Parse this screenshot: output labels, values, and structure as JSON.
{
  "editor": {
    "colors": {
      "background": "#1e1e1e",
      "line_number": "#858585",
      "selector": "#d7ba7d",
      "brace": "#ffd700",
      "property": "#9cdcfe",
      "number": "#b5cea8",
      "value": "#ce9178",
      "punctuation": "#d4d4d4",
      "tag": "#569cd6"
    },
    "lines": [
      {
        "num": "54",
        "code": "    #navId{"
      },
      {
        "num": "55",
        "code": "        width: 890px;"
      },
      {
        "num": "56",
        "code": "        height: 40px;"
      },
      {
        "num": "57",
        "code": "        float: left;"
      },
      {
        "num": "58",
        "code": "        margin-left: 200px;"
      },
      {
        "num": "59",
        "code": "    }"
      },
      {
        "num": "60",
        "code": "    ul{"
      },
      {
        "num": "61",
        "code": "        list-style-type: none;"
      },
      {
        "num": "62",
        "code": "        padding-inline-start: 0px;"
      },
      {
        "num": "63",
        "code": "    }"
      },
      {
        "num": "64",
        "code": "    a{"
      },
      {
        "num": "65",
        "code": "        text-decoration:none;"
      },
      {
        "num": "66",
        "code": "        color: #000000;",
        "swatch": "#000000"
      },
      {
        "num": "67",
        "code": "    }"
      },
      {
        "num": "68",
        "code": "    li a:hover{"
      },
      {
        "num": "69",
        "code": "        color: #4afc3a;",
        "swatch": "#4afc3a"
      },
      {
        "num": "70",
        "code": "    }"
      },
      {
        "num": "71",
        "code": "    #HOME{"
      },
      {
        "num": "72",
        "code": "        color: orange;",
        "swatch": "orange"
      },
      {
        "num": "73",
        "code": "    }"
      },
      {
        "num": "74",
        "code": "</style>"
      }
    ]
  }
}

______________________________

= WORK REQUIRED =
Say how many lines of the material contain the word "swatch", with no other text.

= ANSWER TO THE TASK =
3